Stored data entries
★ ★ ★ ★
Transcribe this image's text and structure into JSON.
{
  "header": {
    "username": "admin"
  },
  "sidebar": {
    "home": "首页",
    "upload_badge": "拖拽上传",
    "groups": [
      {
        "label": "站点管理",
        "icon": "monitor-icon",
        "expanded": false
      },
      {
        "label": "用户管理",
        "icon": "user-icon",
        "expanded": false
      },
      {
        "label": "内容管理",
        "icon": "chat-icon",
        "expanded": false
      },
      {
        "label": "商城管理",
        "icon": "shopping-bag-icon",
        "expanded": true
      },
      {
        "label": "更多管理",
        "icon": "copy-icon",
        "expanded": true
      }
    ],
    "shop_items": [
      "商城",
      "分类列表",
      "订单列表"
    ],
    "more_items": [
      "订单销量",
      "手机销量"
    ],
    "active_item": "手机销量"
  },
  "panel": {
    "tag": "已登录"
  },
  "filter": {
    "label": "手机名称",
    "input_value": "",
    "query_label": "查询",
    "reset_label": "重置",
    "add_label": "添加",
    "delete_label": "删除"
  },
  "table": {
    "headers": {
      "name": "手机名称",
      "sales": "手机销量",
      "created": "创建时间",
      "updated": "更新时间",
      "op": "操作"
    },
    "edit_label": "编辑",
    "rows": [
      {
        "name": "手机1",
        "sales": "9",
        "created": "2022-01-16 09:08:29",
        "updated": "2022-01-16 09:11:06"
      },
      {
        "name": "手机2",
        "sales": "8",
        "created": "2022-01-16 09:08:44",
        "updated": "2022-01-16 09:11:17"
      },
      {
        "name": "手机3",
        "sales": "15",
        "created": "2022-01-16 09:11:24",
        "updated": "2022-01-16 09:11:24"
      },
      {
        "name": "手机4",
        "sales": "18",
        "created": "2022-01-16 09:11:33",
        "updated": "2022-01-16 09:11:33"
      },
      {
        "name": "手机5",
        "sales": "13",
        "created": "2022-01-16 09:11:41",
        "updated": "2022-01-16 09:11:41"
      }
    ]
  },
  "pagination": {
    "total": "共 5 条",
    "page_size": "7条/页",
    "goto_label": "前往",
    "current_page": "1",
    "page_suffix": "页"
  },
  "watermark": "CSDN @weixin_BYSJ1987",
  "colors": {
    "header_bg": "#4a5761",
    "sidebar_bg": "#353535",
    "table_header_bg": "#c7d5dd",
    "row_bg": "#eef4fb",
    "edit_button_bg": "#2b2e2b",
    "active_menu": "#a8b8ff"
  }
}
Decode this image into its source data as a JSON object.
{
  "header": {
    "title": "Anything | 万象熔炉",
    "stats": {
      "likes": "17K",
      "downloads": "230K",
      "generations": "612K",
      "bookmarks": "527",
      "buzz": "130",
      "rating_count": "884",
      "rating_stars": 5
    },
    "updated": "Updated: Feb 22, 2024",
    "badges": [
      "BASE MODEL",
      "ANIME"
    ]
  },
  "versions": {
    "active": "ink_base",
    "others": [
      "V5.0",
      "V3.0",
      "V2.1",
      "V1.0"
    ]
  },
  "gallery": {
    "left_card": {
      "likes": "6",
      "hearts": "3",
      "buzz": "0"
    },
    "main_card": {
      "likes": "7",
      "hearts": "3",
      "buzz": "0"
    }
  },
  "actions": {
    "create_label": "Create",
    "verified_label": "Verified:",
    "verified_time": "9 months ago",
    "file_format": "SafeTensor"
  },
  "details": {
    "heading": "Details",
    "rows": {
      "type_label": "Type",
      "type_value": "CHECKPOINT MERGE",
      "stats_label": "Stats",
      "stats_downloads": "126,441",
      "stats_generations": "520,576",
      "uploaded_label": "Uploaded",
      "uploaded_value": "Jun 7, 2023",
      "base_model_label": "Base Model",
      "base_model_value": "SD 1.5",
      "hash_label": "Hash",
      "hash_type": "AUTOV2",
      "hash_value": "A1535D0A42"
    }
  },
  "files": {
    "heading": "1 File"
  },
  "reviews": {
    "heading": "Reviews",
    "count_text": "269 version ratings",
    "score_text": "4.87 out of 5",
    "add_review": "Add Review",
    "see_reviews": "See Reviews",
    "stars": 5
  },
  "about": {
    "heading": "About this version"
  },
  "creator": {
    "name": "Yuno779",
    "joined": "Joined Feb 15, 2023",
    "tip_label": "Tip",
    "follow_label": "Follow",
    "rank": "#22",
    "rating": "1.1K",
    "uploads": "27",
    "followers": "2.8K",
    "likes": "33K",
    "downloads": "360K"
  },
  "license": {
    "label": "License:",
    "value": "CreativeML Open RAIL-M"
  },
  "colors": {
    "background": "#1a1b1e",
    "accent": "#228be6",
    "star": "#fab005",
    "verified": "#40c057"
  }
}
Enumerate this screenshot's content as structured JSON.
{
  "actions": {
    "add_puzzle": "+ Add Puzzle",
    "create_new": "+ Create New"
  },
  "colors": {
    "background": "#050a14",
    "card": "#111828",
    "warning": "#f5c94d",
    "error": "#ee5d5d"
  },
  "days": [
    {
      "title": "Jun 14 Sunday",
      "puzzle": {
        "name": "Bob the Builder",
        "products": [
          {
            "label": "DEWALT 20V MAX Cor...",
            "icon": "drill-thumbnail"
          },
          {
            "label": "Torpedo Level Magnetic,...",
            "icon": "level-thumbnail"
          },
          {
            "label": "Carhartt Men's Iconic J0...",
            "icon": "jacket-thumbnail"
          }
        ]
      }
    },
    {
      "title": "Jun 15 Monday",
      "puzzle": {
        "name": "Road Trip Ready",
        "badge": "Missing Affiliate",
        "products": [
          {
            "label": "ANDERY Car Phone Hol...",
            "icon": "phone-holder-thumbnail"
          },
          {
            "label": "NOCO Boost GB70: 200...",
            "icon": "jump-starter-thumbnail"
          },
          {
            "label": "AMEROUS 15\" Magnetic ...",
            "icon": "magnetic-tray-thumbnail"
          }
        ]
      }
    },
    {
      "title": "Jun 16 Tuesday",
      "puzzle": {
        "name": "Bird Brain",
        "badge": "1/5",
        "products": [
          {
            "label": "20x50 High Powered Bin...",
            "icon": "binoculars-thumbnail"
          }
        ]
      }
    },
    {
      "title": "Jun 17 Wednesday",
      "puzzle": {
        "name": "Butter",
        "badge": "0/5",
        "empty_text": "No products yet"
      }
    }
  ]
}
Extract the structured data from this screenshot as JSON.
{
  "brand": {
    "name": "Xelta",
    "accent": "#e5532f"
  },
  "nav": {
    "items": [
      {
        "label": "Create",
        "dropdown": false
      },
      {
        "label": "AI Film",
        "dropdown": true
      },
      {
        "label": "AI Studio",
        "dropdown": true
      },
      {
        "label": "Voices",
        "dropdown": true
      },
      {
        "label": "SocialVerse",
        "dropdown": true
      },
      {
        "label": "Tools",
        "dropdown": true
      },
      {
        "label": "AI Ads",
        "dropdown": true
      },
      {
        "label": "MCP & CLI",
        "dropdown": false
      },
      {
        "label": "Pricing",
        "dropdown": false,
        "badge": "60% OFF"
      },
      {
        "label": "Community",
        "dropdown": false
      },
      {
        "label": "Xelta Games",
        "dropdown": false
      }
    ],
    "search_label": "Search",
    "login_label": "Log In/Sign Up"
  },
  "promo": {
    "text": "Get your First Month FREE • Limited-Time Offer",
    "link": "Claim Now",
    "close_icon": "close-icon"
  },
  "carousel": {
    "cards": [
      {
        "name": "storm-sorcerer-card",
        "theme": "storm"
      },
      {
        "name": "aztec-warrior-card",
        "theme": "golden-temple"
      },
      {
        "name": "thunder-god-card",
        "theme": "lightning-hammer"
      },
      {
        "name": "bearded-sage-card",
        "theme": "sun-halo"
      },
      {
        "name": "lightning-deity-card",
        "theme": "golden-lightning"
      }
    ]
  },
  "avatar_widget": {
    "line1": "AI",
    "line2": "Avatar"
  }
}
★ ★ ★ ★
* [What the task requires] Output every record above exactly as it appears.

* [Expected answer]
Transcribe this image's text and structure into JSON.
{
  "header": {
    "username": "admin"
  },
  "sidebar": {
    "home": "首页",
    "upload_badge": "拖拽上传",
    "groups": [
      {
        "label": "站点管理",
        "icon": "monitor-icon",
        "expanded": false
      },
      {
        "label": "用户管理",
        "icon": "user-icon",
        "expanded": false
      },
      {
        "label": "内容管理",
        "icon": "chat-icon",
        "expanded": false
      },
      {
        "label": "商城管理",
        "icon": "shopping-bag-icon",
        "expanded": true
      },
      {
        "label": "更多管理",
        "icon": "copy-icon",
        "expanded": true
      }
    ],
    "shop_items": [
      "商城",
      "分类列表",
      "订单列表"
    ],
    "more_items": [
      "订单销量",
      "手机销量"
    ],
    "active_item": "手机销量"
  },
  "panel": {
    "tag": "已登录"
  },
  "filter": {
    "label": "手机名称",
    "input_value": "",
    "query_label": "查询",
    "reset_label": "重置",
    "add_label": "添加",
    "delete_label": "删除"
  },
  "table": {
    "headers": {
      "name": "手机名称",
      "sales": "手机销量",
      "created": "创建时间",
      "updated": "更新时间",
      "op": "操作"
    },
    "edit_label": "编辑",
    "rows": [
      {
        "name": "手机1",
        "sales": "9",
        "created": "2022-01-16 09:08:29",
        "updated": "2022-01-16 09:11:06"
      },
      {
        "name": "手机2",
        "sales": "8",
        "created": "2022-01-16 09:08:44",
        "updated": "2022-01-16 09:11:17"
      },
      {
        "name": "手机3",
        "sales": "15",
        "created": "2022-01-16 09:11:24",
        "updated": "2022-01-16 09:11:24"
      },
      {
        "name": "手机4",
        "sales": "18",
        "created": "2022-01-16 09:11:33",
        "updated": "2022-01-16 09:11:33"
      },
      {
        "name": "手机5",
        "sales": "13",
        "created": "2022-01-16 09:11:41",
        "updated": "2022-01-16 09:11:41"
      }
    ]
  },
  "pagination": {
    "total": "共 5 条",
    "page_size": "7条/页",
    "goto_label": "前往",
    "current_page": "1",
    "page_suffix": "页"
  },
  "watermark": "CSDN @weixin_BYSJ1987",
  "colors": {
    "header_bg": "#4a5761",
    "sidebar_bg": "#353535",
    "table_header_bg": "#c7d5dd",
    "row_bg": "#eef4fb",
    "edit_button_bg": "#2b2e2b",
    "active_menu": "#a8b8ff"
  }
}
Decode this image into its source data as a JSON object.
{
  "header": {
    "title": "Anything | 万象熔炉",
    "stats": {
      "likes": "17K",
      "downloads": "230K",
      "generations": "612K",
      "bookmarks": "527",
      "buzz": "130",
      "rating_count": "884",
      "rating_stars": 5
    },
    "updated": "Updated: Feb 22, 2024",
    "badges": [
      "BASE MODEL",
      "ANIME"
    ]
  },
  "versions": {
    "active": "ink_base",
    "others": [
      "V5.0",
      "V3.0",
      "V2.1",
      "V1.0"
    ]
  },
  "gallery": {
    "left_card": {
      "likes": "6",
      "hearts": "3",
      "buzz": "0"
    },
    "main_card": {
      "likes": "7",
      "hearts": "3",
      "buzz": "0"
    }
  },
  "actions": {
    "create_label": "Create",
    "verified_label": "Verified:",
    "verified_time": "9 months ago",
    "file_format": "SafeTensor"
  },
  "details": {
    "heading": "Details",
    "rows": {
      "type_label": "Type",
      "type_value": "CHECKPOINT MERGE",
      "stats_label": "Stats",
      "stats_downloads": "126,441",
      "stats_generations": "520,576",
      "uploaded_label": "Uploaded",
      "uploaded_value": "Jun 7, 2023",
      "base_model_label": "Base Model",
      "base_model_value": "SD 1.5",
      "hash_label": "Hash",
      "hash_type": "AUTOV2",
      "hash_value": "A1535D0A42"
    }
  },
  "files": {
    "heading": "1 File"
  },
  "reviews": {
    "heading": "Reviews",
    "count_text": "269 version ratings",
    "score_text": "4.87 out of 5",
    "add_review": "Add Review",
    "see_reviews": "See Reviews",
    "stars": 5
  },
  "about": {
    "heading": "About this version"
  },
  "creator": {
    "name": "Yuno779",
    "joined": "Joined Feb 15, 2023",
    "tip_label": "Tip",
    "follow_label": "Follow",
    "rank": "#22",
    "rating": "1.1K",
    "uploads": "27",
    "followers": "2.8K",
    "likes": "33K",
    "downloads": "360K"
  },
  "license": {
    "label": "License:",
    "value": "CreativeML Open RAIL-M"
  },
  "colors": {
    "background": "#1a1b1e",
    "accent": "#228be6",
    "star": "#fab005",
    "verified": "#40c057"
  }
}
Enumerate this screenshot's content as structured JSON.
{
  "actions": {
    "add_puzzle": "+ Add Puzzle",
    "create_new": "+ Create New"
  },
  "colors": {
    "background": "#050a14",
    "card": "#111828",
    "warning": "#f5c94d",
    "error": "#ee5d5d"
  },
  "days": [
    {
      "title": "Jun 14 Sunday",
      "puzzle": {
        "name": "Bob the Builder",
        "products": [
          {
            "label": "DEWALT 20V MAX Cor...",
            "icon": "drill-thumbnail"
          },
          {
            "label": "Torpedo Level Magnetic,...",
            "icon": "level-thumbnail"
          },
          {
            "label": "Carhartt Men's Iconic J0...",
            "icon": "jacket-thumbnail"
          }
        ]
      }
    },
    {
      "title": "Jun 15 Monday",
      "puzzle": {
        "name": "Road Trip Ready",
        "badge": "Missing Affiliate",
        "products": [
          {
            "label": "ANDERY Car Phone Hol...",
            "icon": "phone-holder-thumbnail"
          },
          {
            "label": "NOCO Boost GB70: 200...",
            "icon": "jump-starter-thumbnail"
          },
          {
            "label": "AMEROUS 15\" Magnetic ...",
            "icon": "magnetic-tray-thumbnail"
          }
        ]
      }
    },
    {
      "title": "Jun 16 Tuesday",
      "puzzle": {
        "name": "Bird Brain",
        "badge": "1/5",
        "products": [
          {
            "label": "20x50 High Powered Bin...",
            "icon": "binoculars-thumbnail"
          }
        ]
      }
    },
    {
      "title": "Jun 17 Wednesday",
      "puzzle": {
        "name": "Butter",
        "badge": "0/5",
        "empty_text": "No products yet"
      }
    }
  ]
}
Extract the structured data from this screenshot as JSON.
{
  "brand": {
    "name": "Xelta",
    "accent": "#e5532f"
  },
  "nav": {
    "items": [
      {
        "label": "Create",
        "dropdown": false
      },
      {
        "label": "AI Film",
        "dropdown": true
      },
      {
        "label": "AI Studio",
        "dropdown": true
      },
      {
        "label": "Voices",
        "dropdown": true
      },
      {
        "label": "SocialVerse",
        "dropdown": true
      },
      {
        "label": "Tools",
        "dropdown": true
      },
      {
        "label": "AI Ads",
        "dropdown": true
      },
      {
        "label": "MCP & CLI",
        "dropdown": false
      },
      {
        "label": "Pricing",
        "dropdown": false,
        "badge": "60% OFF"
      },
      {
        "label": "Community",
        "dropdown": false
      },
      {
        "label": "Xelta Games",
        "dropdown": false
      }
    ],
    "search_label": "Search",
    "login_label": "Log In/Sign Up"
  },
  "promo": {
    "text": "Get your First Month FREE • Limited-Time Offer",
    "link": "Claim Now",
    "close_icon": "close-icon"
  },
  "carousel": {
    "cards": [
      {
        "name": "storm-sorcerer-card",
        "theme": "storm"
      },
      {
        "name": "aztec-warrior-card",
        "theme": "golden-temple"
      },
      {
        "name": "thunder-god-card",
        "theme": "lightning-hammer"
      },
      {
        "name": "bearded-sage-card",
        "theme": "sun-halo"
      },
      {
        "name": "lightning-deity-card",
        "theme": "golden-lightning"
      }
    ]
  },
  "avatar_widget": {
    "line1": "AI",
    "line2": "Avatar"
  }
}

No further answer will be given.